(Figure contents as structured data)
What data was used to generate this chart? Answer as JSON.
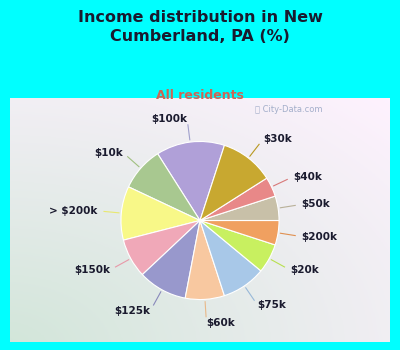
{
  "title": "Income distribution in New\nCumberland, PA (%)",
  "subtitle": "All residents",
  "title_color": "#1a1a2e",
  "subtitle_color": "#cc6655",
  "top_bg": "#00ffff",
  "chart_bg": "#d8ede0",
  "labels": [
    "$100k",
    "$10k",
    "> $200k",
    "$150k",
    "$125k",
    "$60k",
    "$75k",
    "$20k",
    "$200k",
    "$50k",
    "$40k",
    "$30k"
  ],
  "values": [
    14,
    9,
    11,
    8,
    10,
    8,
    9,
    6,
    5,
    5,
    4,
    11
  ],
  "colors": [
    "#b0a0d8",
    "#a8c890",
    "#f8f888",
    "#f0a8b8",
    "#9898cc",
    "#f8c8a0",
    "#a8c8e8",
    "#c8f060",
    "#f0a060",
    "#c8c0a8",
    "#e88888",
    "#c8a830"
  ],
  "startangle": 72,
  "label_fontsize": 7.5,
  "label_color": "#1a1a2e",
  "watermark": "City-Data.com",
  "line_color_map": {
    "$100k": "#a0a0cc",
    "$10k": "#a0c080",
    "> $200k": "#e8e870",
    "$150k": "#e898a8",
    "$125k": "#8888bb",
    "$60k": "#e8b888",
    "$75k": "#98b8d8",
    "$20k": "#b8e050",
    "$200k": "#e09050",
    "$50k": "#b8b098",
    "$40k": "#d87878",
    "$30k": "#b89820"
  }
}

==

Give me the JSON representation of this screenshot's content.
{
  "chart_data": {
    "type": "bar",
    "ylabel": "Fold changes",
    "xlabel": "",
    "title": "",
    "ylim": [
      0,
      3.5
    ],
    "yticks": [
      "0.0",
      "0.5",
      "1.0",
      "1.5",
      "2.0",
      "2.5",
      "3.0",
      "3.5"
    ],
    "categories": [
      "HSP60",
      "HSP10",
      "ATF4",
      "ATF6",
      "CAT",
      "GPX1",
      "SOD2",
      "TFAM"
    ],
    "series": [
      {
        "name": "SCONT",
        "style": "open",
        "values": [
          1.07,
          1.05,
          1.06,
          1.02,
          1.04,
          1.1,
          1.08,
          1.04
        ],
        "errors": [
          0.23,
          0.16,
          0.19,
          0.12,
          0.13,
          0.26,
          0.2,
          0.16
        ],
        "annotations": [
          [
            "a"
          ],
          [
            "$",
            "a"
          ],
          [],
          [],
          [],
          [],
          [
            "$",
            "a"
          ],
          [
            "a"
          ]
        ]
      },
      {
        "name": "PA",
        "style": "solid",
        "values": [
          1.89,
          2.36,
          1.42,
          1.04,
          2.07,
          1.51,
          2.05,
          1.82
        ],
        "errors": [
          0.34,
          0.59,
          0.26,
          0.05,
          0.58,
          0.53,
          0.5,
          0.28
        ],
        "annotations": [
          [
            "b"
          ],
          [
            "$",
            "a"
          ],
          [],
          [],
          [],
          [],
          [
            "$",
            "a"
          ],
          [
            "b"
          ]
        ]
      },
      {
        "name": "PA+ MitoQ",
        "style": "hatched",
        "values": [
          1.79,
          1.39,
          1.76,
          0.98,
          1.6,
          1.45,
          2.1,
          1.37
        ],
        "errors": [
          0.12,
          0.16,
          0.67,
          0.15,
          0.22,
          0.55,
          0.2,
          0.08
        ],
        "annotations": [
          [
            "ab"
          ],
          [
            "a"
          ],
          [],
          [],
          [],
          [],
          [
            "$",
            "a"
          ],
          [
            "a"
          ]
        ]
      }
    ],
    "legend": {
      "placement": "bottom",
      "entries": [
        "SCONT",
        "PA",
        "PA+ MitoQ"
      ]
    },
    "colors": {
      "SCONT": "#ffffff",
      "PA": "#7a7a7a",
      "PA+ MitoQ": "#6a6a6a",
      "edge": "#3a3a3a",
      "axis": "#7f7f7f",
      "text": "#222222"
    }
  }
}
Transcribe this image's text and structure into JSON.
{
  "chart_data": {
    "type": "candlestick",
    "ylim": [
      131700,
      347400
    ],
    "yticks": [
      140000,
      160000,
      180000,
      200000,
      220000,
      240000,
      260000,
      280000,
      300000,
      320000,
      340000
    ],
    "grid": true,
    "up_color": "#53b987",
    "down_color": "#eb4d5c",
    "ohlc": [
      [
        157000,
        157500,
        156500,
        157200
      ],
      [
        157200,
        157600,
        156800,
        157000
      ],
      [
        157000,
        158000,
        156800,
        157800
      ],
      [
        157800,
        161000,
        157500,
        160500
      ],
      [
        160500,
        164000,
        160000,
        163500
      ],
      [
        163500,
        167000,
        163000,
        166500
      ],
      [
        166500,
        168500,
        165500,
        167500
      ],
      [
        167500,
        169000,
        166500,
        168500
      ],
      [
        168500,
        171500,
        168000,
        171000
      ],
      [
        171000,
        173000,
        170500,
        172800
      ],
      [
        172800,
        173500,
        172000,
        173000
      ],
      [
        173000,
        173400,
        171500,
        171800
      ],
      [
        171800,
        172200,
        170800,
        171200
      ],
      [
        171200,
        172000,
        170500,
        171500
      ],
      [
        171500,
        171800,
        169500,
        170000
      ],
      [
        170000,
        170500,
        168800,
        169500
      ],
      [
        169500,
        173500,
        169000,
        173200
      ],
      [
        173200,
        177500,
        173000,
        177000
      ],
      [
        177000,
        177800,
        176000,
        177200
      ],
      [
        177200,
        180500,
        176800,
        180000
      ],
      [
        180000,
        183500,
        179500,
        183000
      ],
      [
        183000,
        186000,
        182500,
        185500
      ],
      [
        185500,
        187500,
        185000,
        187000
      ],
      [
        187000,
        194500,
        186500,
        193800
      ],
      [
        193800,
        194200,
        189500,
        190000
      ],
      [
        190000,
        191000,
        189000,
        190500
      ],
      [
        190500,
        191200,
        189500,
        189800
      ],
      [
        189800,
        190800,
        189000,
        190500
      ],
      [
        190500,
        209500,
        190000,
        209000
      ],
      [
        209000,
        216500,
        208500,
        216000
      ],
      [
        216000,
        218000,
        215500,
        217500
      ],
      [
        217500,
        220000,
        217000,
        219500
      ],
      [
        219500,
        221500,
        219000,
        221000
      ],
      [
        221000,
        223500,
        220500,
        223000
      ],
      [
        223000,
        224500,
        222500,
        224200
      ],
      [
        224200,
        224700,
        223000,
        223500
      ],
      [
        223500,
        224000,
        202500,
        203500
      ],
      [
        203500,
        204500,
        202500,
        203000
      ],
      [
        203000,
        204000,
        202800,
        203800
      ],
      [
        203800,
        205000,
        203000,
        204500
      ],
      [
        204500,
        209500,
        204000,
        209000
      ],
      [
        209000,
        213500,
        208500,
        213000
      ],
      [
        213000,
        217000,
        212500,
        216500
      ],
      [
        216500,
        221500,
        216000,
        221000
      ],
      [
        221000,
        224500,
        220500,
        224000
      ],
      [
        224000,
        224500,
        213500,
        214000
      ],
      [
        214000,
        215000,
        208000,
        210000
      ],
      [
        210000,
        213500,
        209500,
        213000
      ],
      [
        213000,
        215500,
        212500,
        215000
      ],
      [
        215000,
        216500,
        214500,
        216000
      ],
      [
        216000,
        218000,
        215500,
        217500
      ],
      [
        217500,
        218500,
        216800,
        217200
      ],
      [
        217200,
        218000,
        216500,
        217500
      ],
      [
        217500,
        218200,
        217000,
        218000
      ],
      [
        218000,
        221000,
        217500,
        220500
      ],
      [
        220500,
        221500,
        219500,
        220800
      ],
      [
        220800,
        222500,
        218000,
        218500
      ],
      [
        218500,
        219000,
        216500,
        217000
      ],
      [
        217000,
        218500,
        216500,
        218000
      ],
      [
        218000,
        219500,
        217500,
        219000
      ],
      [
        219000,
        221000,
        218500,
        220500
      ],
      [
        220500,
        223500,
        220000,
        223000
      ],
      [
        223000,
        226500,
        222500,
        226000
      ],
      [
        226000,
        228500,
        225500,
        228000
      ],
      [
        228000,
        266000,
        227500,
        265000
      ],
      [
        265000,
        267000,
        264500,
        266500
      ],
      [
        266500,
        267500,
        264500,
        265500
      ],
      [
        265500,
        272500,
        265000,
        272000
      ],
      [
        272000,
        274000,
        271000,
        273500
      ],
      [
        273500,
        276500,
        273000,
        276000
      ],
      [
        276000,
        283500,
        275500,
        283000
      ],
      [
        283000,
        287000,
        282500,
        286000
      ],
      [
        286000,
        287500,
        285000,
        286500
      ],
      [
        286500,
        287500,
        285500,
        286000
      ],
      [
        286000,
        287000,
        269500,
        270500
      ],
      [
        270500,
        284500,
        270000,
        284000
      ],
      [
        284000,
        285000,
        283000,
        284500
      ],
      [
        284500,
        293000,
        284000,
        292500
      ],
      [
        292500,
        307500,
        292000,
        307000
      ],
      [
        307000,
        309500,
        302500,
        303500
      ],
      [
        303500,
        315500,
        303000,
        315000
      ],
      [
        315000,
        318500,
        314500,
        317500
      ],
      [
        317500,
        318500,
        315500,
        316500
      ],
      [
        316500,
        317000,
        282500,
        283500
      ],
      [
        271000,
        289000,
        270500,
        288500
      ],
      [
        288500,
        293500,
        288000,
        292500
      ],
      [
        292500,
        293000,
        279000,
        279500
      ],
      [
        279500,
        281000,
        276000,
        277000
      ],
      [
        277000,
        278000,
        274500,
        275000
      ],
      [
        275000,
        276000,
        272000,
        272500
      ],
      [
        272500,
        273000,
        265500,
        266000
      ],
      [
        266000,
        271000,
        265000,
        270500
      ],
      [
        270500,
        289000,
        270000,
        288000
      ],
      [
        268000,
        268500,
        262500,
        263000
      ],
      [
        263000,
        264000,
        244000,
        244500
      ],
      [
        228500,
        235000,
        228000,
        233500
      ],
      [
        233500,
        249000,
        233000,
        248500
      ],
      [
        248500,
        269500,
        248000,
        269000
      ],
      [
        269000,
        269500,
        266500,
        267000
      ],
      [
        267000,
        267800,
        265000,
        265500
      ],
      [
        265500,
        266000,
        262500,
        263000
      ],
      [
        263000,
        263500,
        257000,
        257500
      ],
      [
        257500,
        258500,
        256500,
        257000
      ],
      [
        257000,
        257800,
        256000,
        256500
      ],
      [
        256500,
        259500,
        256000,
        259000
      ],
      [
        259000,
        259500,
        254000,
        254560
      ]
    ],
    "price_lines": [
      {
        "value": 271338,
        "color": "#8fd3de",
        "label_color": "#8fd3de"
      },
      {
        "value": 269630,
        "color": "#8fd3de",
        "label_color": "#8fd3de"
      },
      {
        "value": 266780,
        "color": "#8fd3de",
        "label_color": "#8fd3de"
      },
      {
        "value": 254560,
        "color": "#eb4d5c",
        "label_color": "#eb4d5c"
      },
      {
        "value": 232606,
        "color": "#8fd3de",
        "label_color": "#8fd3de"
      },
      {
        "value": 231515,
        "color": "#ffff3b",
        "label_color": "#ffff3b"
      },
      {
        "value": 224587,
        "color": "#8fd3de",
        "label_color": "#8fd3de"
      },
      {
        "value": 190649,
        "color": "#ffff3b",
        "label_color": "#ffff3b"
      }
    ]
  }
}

== What is being asked ==
Pull every line containing the word "style" out of the entries above.

== Complete answer ==
        "style": "open",
        "style": "solid",
        "style": "hatched",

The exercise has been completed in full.